Supplied material:
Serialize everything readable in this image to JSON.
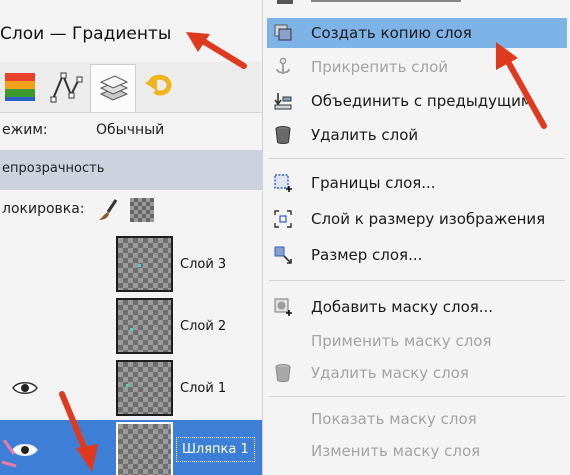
{
  "layers_dock": {
    "title": "Слои — Градиенты",
    "mode_label": "ежим:",
    "mode_value": "Обычный",
    "opacity_label": "епрозрачность",
    "lock_label": "локировка:",
    "layers": [
      {
        "name": "Слой 3",
        "visible": false,
        "selected": false
      },
      {
        "name": "Слой 2",
        "visible": false,
        "selected": false
      },
      {
        "name": "Слой 1",
        "visible": true,
        "selected": false
      },
      {
        "name": "Шляпка 1",
        "visible": true,
        "selected": true
      }
    ]
  },
  "context_menu": {
    "items": [
      {
        "label": "Создать копию слоя",
        "icon": "duplicate-layer-icon",
        "state": "highlighted"
      },
      {
        "label": "Прикрепить слой",
        "icon": "anchor-icon",
        "state": "disabled"
      },
      {
        "label": "Объединить с предыдущим",
        "icon": "merge-down-icon",
        "state": "enabled"
      },
      {
        "label": "Удалить слой",
        "icon": "trash-icon",
        "state": "enabled"
      },
      {
        "label": "Границы слоя...",
        "icon": "layer-boundary-icon",
        "state": "enabled"
      },
      {
        "label": "Слой к размеру изображения",
        "icon": "layer-to-image-size-icon",
        "state": "enabled"
      },
      {
        "label": "Размер слоя...",
        "icon": "scale-layer-icon",
        "state": "enabled"
      },
      {
        "label": "Добавить маску слоя...",
        "icon": "add-mask-icon",
        "state": "enabled"
      },
      {
        "label": "Применить маску слоя",
        "icon": "",
        "state": "disabled"
      },
      {
        "label": "Удалить маску слоя",
        "icon": "trash-icon",
        "state": "disabled"
      },
      {
        "label": "Показать маску слоя",
        "icon": "",
        "state": "disabled"
      },
      {
        "label": "Изменить маску слоя",
        "icon": "",
        "state": "disabled"
      }
    ]
  },
  "colors": {
    "menu_highlight": "#7eb3e8",
    "layer_selected": "#3d7fd6",
    "annotation_arrow": "#e03a1e",
    "opacity_bar": "#ccd3df"
  }
}
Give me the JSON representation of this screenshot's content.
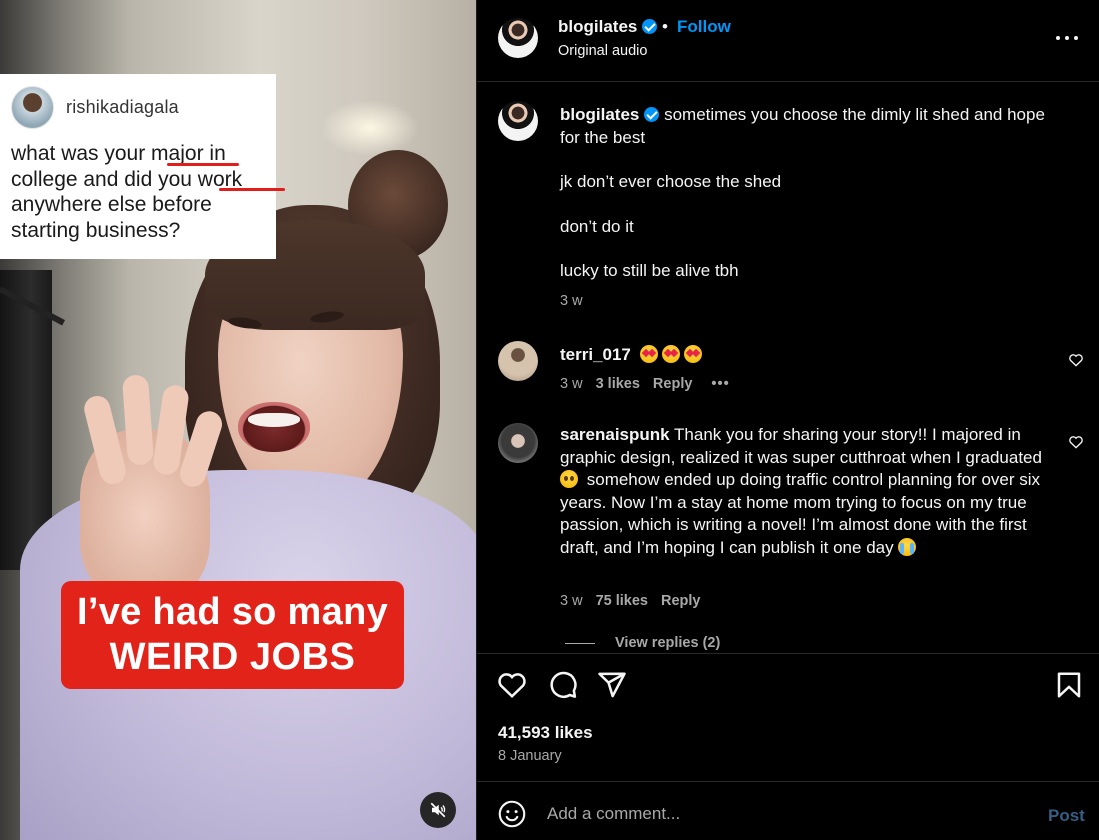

Aim of the exercise: Every record above must be given again exactly; drop the pictures.

Response below:
Serialize everything readable in this image to JSON.
{
  "layers_dock": {
    "title": "Слои — Градиенты",
    "mode_label": "ежим:",
    "mode_value": "Обычный",
    "opacity_label": "епрозрачность",
    "lock_label": "локировка:",
    "layers": [
      {
        "name": "Слой 3",
        "visible": false,
        "selected": false
      },
      {
        "name": "Слой 2",
        "visible": false,
        "selected": false
      },
      {
        "name": "Слой 1",
        "visible": true,
        "selected": false
      },
      {
        "name": "Шляпка 1",
        "visible": true,
        "selected": true
      }
    ]
  },
  "context_menu": {
    "items": [
      {
        "label": "Создать копию слоя",
        "icon": "duplicate-layer-icon",
        "state": "highlighted"
      },
      {
        "label": "Прикрепить слой",
        "icon": "anchor-icon",
        "state": "disabled"
      },
      {
        "label": "Объединить с предыдущим",
        "icon": "merge-down-icon",
        "state": "enabled"
      },
      {
        "label": "Удалить слой",
        "icon": "trash-icon",
        "state": "enabled"
      },
      {
        "label": "Границы слоя...",
        "icon": "layer-boundary-icon",
        "state": "enabled"
      },
      {
        "label": "Слой к размеру изображения",
        "icon": "layer-to-image-size-icon",
        "state": "enabled"
      },
      {
        "label": "Размер слоя...",
        "icon": "scale-layer-icon",
        "state": "enabled"
      },
      {
        "label": "Добавить маску слоя...",
        "icon": "add-mask-icon",
        "state": "enabled"
      },
      {
        "label": "Применить маску слоя",
        "icon": "",
        "state": "disabled"
      },
      {
        "label": "Удалить маску слоя",
        "icon": "trash-icon",
        "state": "disabled"
      },
      {
        "label": "Показать маску слоя",
        "icon": "",
        "state": "disabled"
      },
      {
        "label": "Изменить маску слоя",
        "icon": "",
        "state": "disabled"
      }
    ]
  },
  "colors": {
    "menu_highlight": "#7eb3e8",
    "layer_selected": "#3d7fd6",
    "annotation_arrow": "#e03a1e",
    "opacity_bar": "#ccd3df"
  }
}
Give me the JSON representation of this screenshot's content.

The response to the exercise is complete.